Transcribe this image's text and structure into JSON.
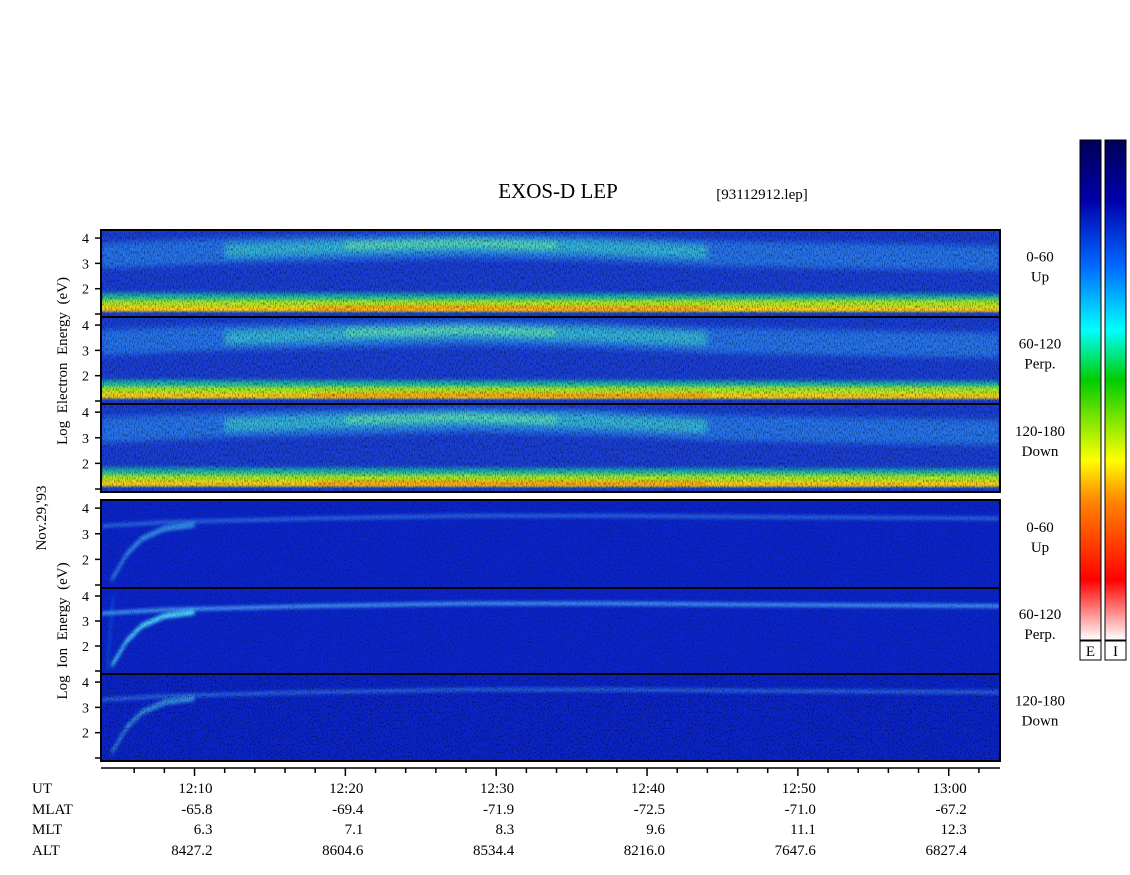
{
  "header": {
    "title": "EXOS-D LEP",
    "file": "[93112912.lep]"
  },
  "date_label": "Nov.29,'93",
  "colorbar": {
    "labels": [
      "E",
      "I"
    ],
    "stops": [
      "#ffffff",
      "#ff0000",
      "#ff8800",
      "#ffff00",
      "#00cc00",
      "#00ffff",
      "#0066ff",
      "#0000aa",
      "#000055"
    ]
  },
  "groups": [
    {
      "ylabel_words": [
        "Electron",
        "Energy",
        "(eV)",
        "Log"
      ],
      "channels": [
        {
          "label1": "0-60",
          "label2": "Up"
        },
        {
          "label1": "60-120",
          "label2": "Perp."
        },
        {
          "label1": "120-180",
          "label2": "Down"
        }
      ]
    },
    {
      "ylabel_words": [
        "Ion",
        "Energy",
        "(eV)",
        "Log"
      ],
      "channels": [
        {
          "label1": "0-60",
          "label2": "Up"
        },
        {
          "label1": "60-120",
          "label2": "Perp."
        },
        {
          "label1": "120-180",
          "label2": "Down"
        }
      ]
    }
  ],
  "footer": {
    "row_labels": [
      "UT",
      "MLAT",
      "MLT",
      "ALT"
    ]
  },
  "chart_data": {
    "type": "heatmap",
    "title": "EXOS-D LEP",
    "ylabel": "Log Energy (eV)",
    "yticks": [
      "4",
      "3",
      "2",
      "1"
    ],
    "ylim": [
      1,
      4.2
    ],
    "x_times": [
      "12:10",
      "12:20",
      "12:30",
      "12:40",
      "12:50",
      "13:00"
    ],
    "x_ticks_minutes": [
      10,
      20,
      30,
      40,
      50,
      60
    ],
    "xlim_minutes": [
      3.8,
      63.4
    ],
    "minor_tick_step_minutes": 2,
    "mlat": [
      "-65.8",
      "-69.4",
      "-71.9",
      "-72.5",
      "-71.0",
      "-67.2"
    ],
    "mlt": [
      "6.3",
      "7.1",
      "8.3",
      "9.6",
      "11.1",
      "12.3"
    ],
    "alt": [
      "8427.2",
      "8604.6",
      "8534.4",
      "8216.0",
      "7647.6",
      "6827.4"
    ],
    "panels": [
      {
        "species": "Electron",
        "pitch": "0-60 Up"
      },
      {
        "species": "Electron",
        "pitch": "60-120 Perp."
      },
      {
        "species": "Electron",
        "pitch": "120-180 Down"
      },
      {
        "species": "Ion",
        "pitch": "0-60 Up"
      },
      {
        "species": "Ion",
        "pitch": "60-120 Perp."
      },
      {
        "species": "Ion",
        "pitch": "120-180 Down"
      }
    ]
  }
}
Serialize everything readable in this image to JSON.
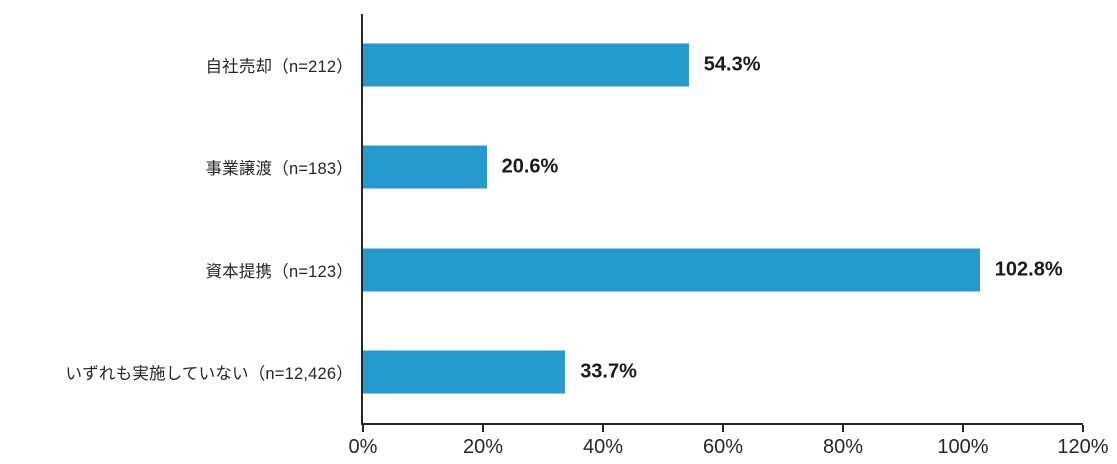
{
  "chart_data": {
    "type": "bar",
    "orientation": "horizontal",
    "title": "",
    "xlabel": "",
    "ylabel": "",
    "categories": [
      "自社売却（n=212）",
      "事業譲渡（n=183）",
      "資本提携（n=123）",
      "いずれも実施していない（n=12,426）"
    ],
    "values": [
      54.3,
      20.6,
      102.8,
      33.7
    ],
    "value_labels": [
      "54.3%",
      "20.6%",
      "102.8%",
      "33.7%"
    ],
    "xlim": [
      0,
      120
    ],
    "x_tick_values": [
      0,
      20,
      40,
      60,
      80,
      100,
      120
    ],
    "x_tick_labels": [
      "0%",
      "20%",
      "40%",
      "60%",
      "80%",
      "100%",
      "120%"
    ],
    "grid": false,
    "legend": false,
    "bar_color": "#2699CE",
    "axis_color": "#262626",
    "category_label_color": "#262626",
    "value_label_color": "#1a1a1a",
    "tick_label_color": "#262626",
    "background_color": "#ffffff"
  }
}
--------------------
**Stated goal**
Omit the pictures, then quote the rest of the material above exactly.

**Output for this exercise**
Transcribe this image's text and structure into JSON.
{
  "header": {
    "title": "EXOS-D LEP",
    "file": "[93112912.lep]"
  },
  "date_label": "Nov.29,'93",
  "colorbar": {
    "labels": [
      "E",
      "I"
    ],
    "stops": [
      "#ffffff",
      "#ff0000",
      "#ff8800",
      "#ffff00",
      "#00cc00",
      "#00ffff",
      "#0066ff",
      "#0000aa",
      "#000055"
    ]
  },
  "groups": [
    {
      "ylabel_words": [
        "Electron",
        "Energy",
        "(eV)",
        "Log"
      ],
      "channels": [
        {
          "label1": "0-60",
          "label2": "Up"
        },
        {
          "label1": "60-120",
          "label2": "Perp."
        },
        {
          "label1": "120-180",
          "label2": "Down"
        }
      ]
    },
    {
      "ylabel_words": [
        "Ion",
        "Energy",
        "(eV)",
        "Log"
      ],
      "channels": [
        {
          "label1": "0-60",
          "label2": "Up"
        },
        {
          "label1": "60-120",
          "label2": "Perp."
        },
        {
          "label1": "120-180",
          "label2": "Down"
        }
      ]
    }
  ],
  "footer": {
    "row_labels": [
      "UT",
      "MLAT",
      "MLT",
      "ALT"
    ]
  },
  "chart_data": {
    "type": "heatmap",
    "title": "EXOS-D LEP",
    "ylabel": "Log Energy (eV)",
    "yticks": [
      "4",
      "3",
      "2",
      "1"
    ],
    "ylim": [
      1,
      4.2
    ],
    "x_times": [
      "12:10",
      "12:20",
      "12:30",
      "12:40",
      "12:50",
      "13:00"
    ],
    "x_ticks_minutes": [
      10,
      20,
      30,
      40,
      50,
      60
    ],
    "xlim_minutes": [
      3.8,
      63.4
    ],
    "minor_tick_step_minutes": 2,
    "mlat": [
      "-65.8",
      "-69.4",
      "-71.9",
      "-72.5",
      "-71.0",
      "-67.2"
    ],
    "mlt": [
      "6.3",
      "7.1",
      "8.3",
      "9.6",
      "11.1",
      "12.3"
    ],
    "alt": [
      "8427.2",
      "8604.6",
      "8534.4",
      "8216.0",
      "7647.6",
      "6827.4"
    ],
    "panels": [
      {
        "species": "Electron",
        "pitch": "0-60 Up"
      },
      {
        "species": "Electron",
        "pitch": "60-120 Perp."
      },
      {
        "species": "Electron",
        "pitch": "120-180 Down"
      },
      {
        "species": "Ion",
        "pitch": "0-60 Up"
      },
      {
        "species": "Ion",
        "pitch": "60-120 Perp."
      },
      {
        "species": "Ion",
        "pitch": "120-180 Down"
      }
    ]
  }
}
Serialize everything readable in this image to JSON.
{
  "chart_data": {
    "type": "bar",
    "orientation": "horizontal",
    "title": "",
    "xlabel": "",
    "ylabel": "",
    "categories": [
      "自社売却（n=212）",
      "事業譲渡（n=183）",
      "資本提携（n=123）",
      "いずれも実施していない（n=12,426）"
    ],
    "values": [
      54.3,
      20.6,
      102.8,
      33.7
    ],
    "value_labels": [
      "54.3%",
      "20.6%",
      "102.8%",
      "33.7%"
    ],
    "xlim": [
      0,
      120
    ],
    "x_tick_values": [
      0,
      20,
      40,
      60,
      80,
      100,
      120
    ],
    "x_tick_labels": [
      "0%",
      "20%",
      "40%",
      "60%",
      "80%",
      "100%",
      "120%"
    ],
    "grid": false,
    "legend": false,
    "bar_color": "#2699CE",
    "axis_color": "#262626",
    "category_label_color": "#262626",
    "value_label_color": "#1a1a1a",
    "tick_label_color": "#262626",
    "background_color": "#ffffff"
  }
}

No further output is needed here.